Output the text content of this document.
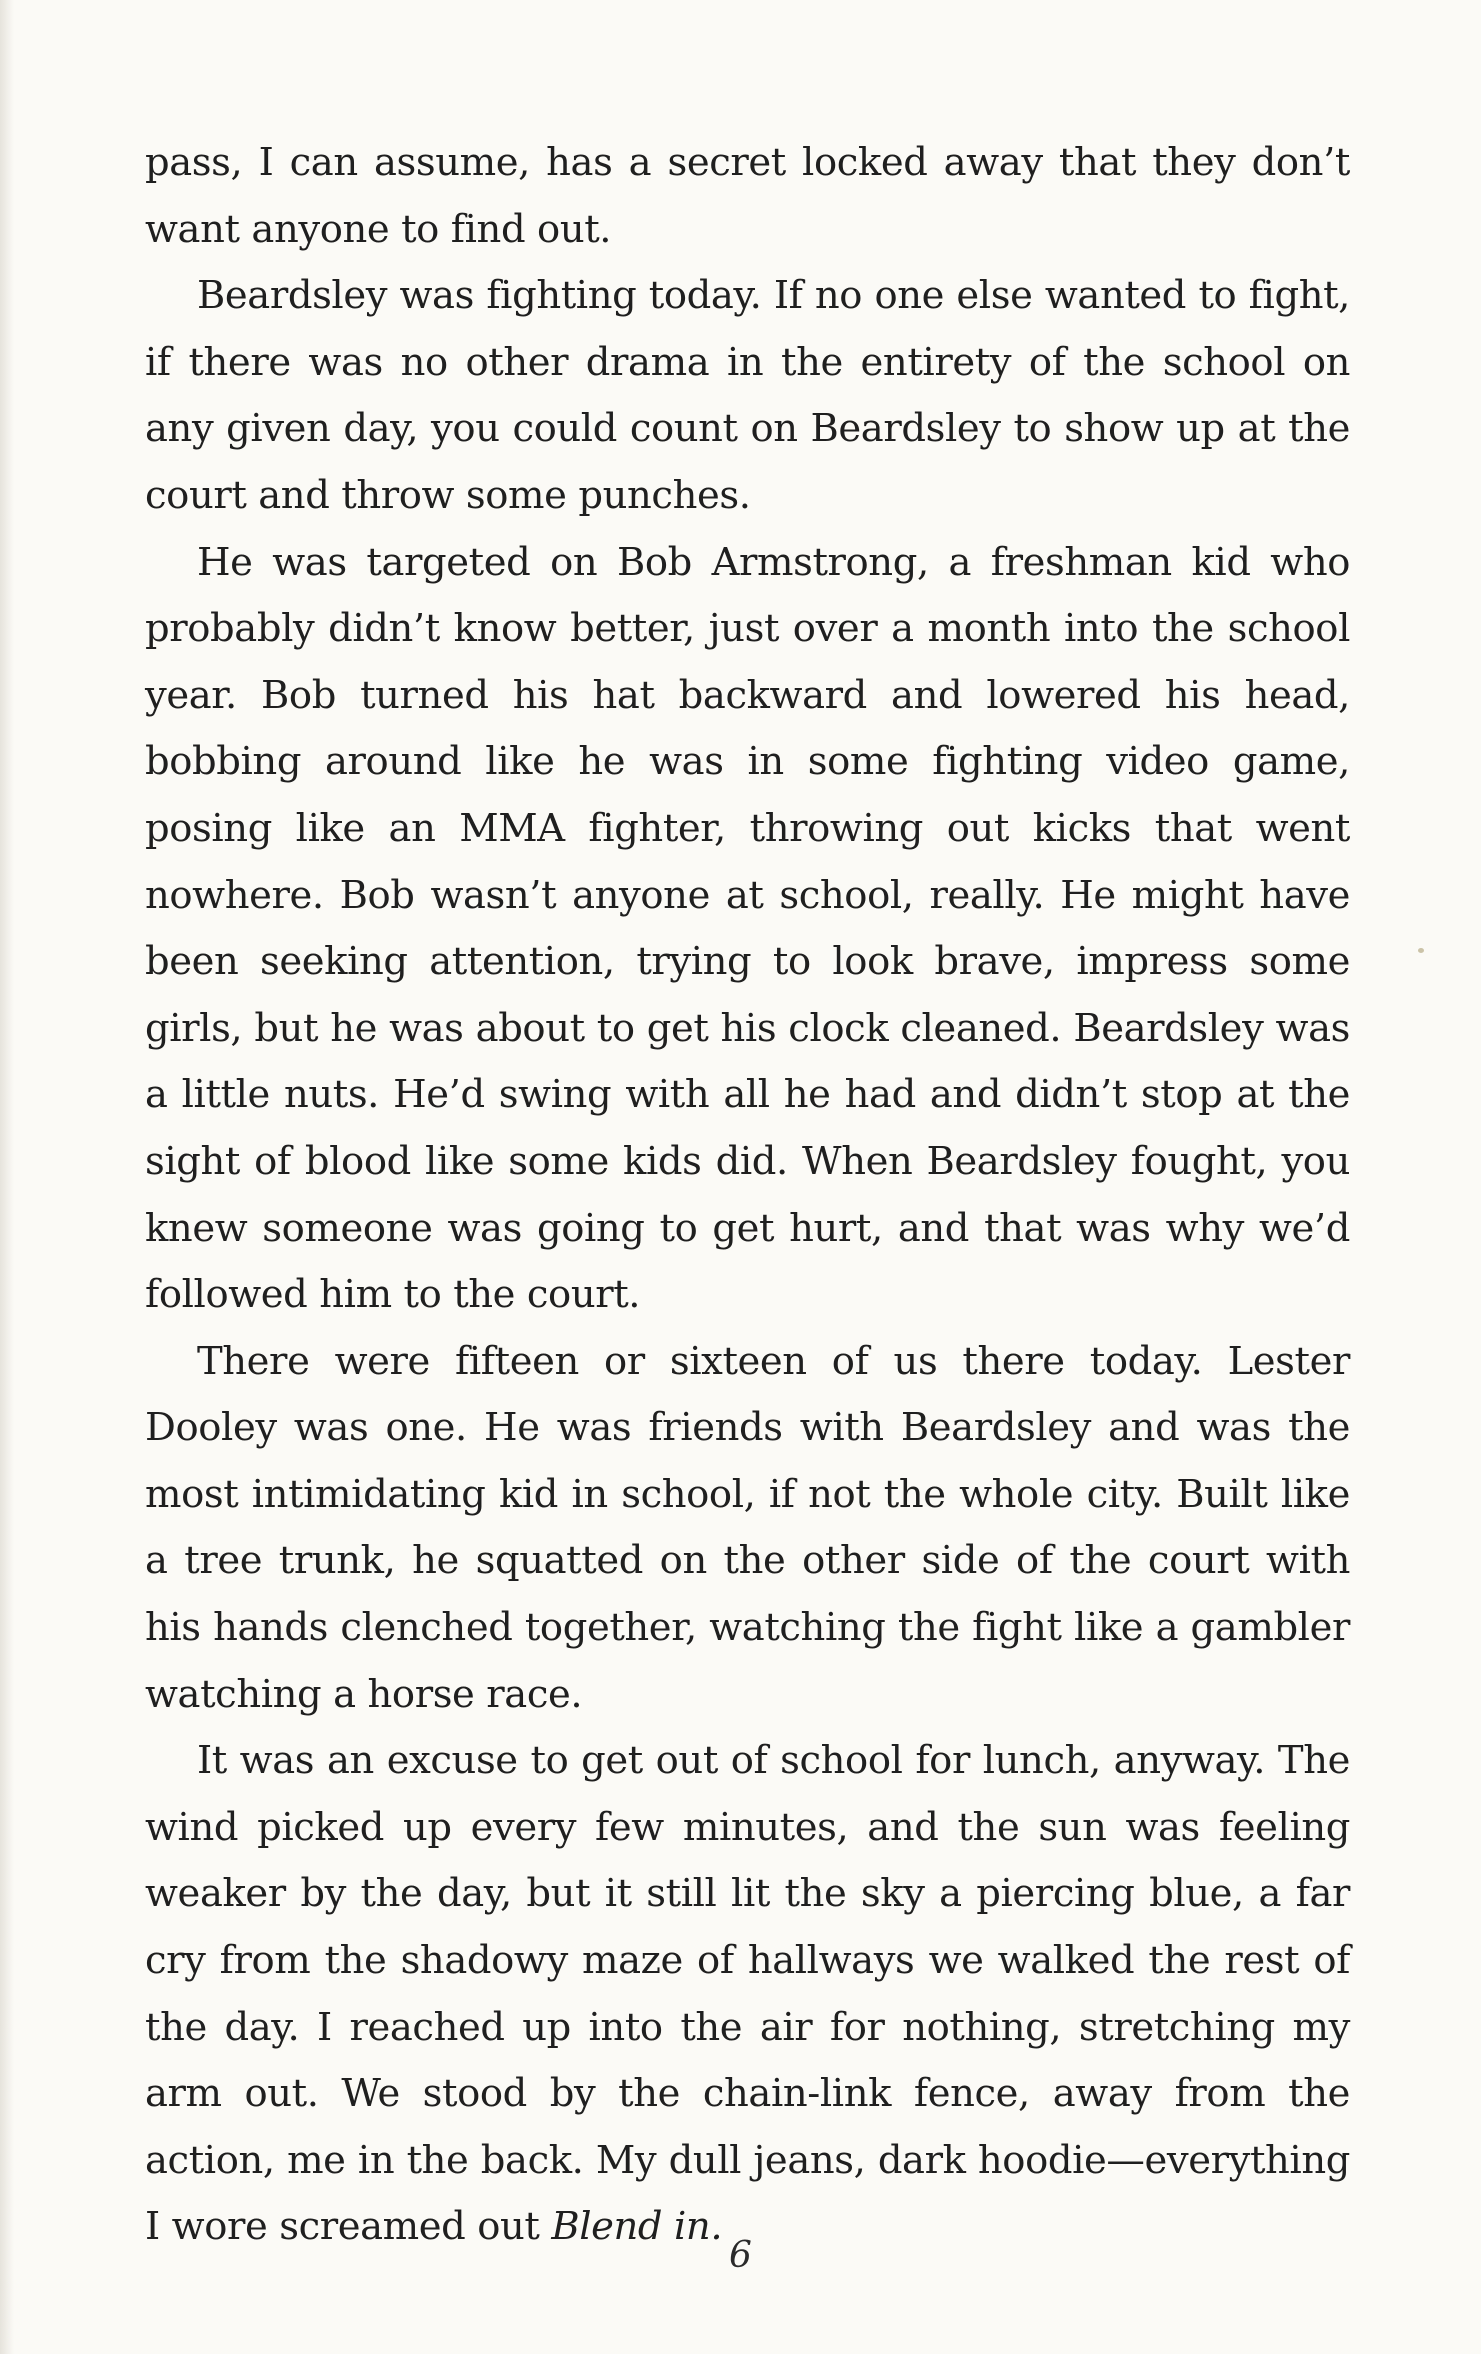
pass, I can assume, has a secret locked away that they don’t want anyone to find out.

Beardsley was fighting today. If no one else wanted to fight, if there was no other drama in the entirety of the school on any given day, you could count on Beardsley to show up at the court and throw some punches.

He was targeted on Bob Armstrong, a freshman kid who probably didn’t know better, just over a month into the school year. Bob turned his hat backward and lowered his head, bobbing around like he was in some fighting video game, posing like an MMA fighter, throwing out kicks that went nowhere. Bob wasn’t anyone at school, really. He might have been seeking attention, trying to look brave, impress some girls, but he was about to get his clock cleaned. Beardsley was a little nuts. He’d swing with all he had and didn’t stop at the sight of blood like some kids did. When Beardsley fought, you knew someone was going to get hurt, and that was why we’d followed him to the court.

There were fifteen or sixteen of us there today. Lester Dooley was one. He was friends with Beardsley and was the most intimidating kid in school, if not the whole city. Built like a tree trunk, he squatted on the other side of the court with his hands clenched together, watching the fight like a gambler watching a horse race.

It was an excuse to get out of school for lunch, anyway. The wind picked up every few minutes, and the sun was feeling weaker by the day, but it still lit the sky a piercing blue, a far cry from the shadowy maze of hallways we walked the rest of the day. I reached up into the air for nothing, stretching my arm out. We stood by the chain-link fence, away from the action, me in the back. My dull jeans, dark hoodie—everything I wore screamed out Blend in.

6
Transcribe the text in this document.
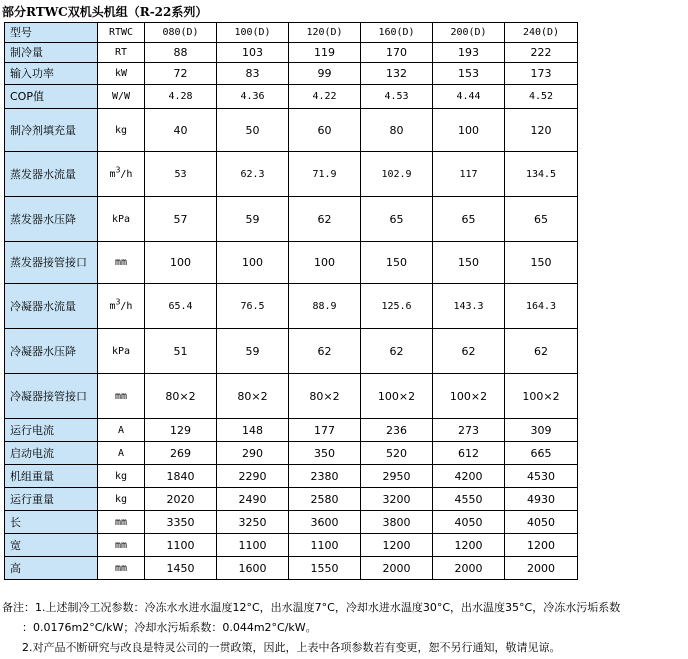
部分RTWC双机头机组（R-22系列）
型号	RTWC	080(D)	100(D)	120(D)	160(D)	200(D)	240(D)
制冷量	RT	88	103	119	170	193	222
输入功率	kW	72	83	99	132	153	173
COP值	W/W	4.28	4.36	4.22	4.53	4.44	4.52
制冷剂填充量	kg	40	50	60	80	100	120
蒸发器水流量	$m^3/h$	53	62.3	71.9	102.9	117	134.5
蒸发器水压降	kPa	57	59	62	65	65	65
蒸发器接管接口	mm	100	100	100	150	150	150
冷凝器水流量	$m^3/h$	65.4	76.5	88.9	125.6	143.3	164.3
冷凝器水压降	kPa	51	59	62	62	62	62
冷凝器接管接口	mm	80×2	80×2	80×2	100×2	100×2	100×2
运行电流	A	129	148	177	236	273	309
启动电流	A	269	290	350	520	612	665
机组重量	kg	1840	2290	2380	2950	4200	4530
运行重量	kg	2020	2490	2580	3200	4550	4930
长	mm	3350	3250	3600	3800	4050	4050
宽	mm	1100	1100	1100	1200	1200	1200
高	mm	1450	1600	1550	2000	2000	2000
备注：1.上述制冷工况参数：冷冻水水进水温度12°C，出水温度7°C，冷却水进水温度30°C，出水温度35°C，冷冻水污垢系数
：0.0176m2°C/kW；冷却水污垢系数：0.044m2°C/kW。
2.对产品不断研究与改良是特灵公司的一贯政策，因此，上表中各项参数若有变更，恕不另行通知，敬请见谅。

################

- PROMPT: Drop the pictures, then reproduce exactly the lines from the one with "Transcribe the text in this document." through the final line of the listing.

- EXPECTED ANSWER:
Transcribe the text in this document.
部分RTWC双机头机组（R-22系列）
型号	RTWC	080(D)	100(D)	120(D)	160(D)	200(D)	240(D)
制冷量	RT	88	103	119	170	193	222
输入功率	kW	72	83	99	132	153	173
COP值	W/W	4.28	4.36	4.22	4.53	4.44	4.52
制冷剂填充量	kg	40	50	60	80	100	120
蒸发器水流量	$m^3/h$	53	62.3	71.9	102.9	117	134.5
蒸发器水压降	kPa	57	59	62	65	65	65
蒸发器接管接口	mm	100	100	100	150	150	150
冷凝器水流量	$m^3/h$	65.4	76.5	88.9	125.6	143.3	164.3
冷凝器水压降	kPa	51	59	62	62	62	62
冷凝器接管接口	mm	80×2	80×2	80×2	100×2	100×2	100×2
运行电流	A	129	148	177	236	273	309
启动电流	A	269	290	350	520	612	665
机组重量	kg	1840	2290	2380	2950	4200	4530
运行重量	kg	2020	2490	2580	3200	4550	4930
长	mm	3350	3250	3600	3800	4050	4050
宽	mm	1100	1100	1100	1200	1200	1200
高	mm	1450	1600	1550	2000	2000	2000
备注：1.上述制冷工况参数：冷冻水水进水温度12°C，出水温度7°C，冷却水进水温度30°C，出水温度35°C，冷冻水污垢系数
：0.0176m2°C/kW；冷却水污垢系数：0.044m2°C/kW。
2.对产品不断研究与改良是特灵公司的一贯政策，因此，上表中各项参数若有变更，恕不另行通知，敬请见谅。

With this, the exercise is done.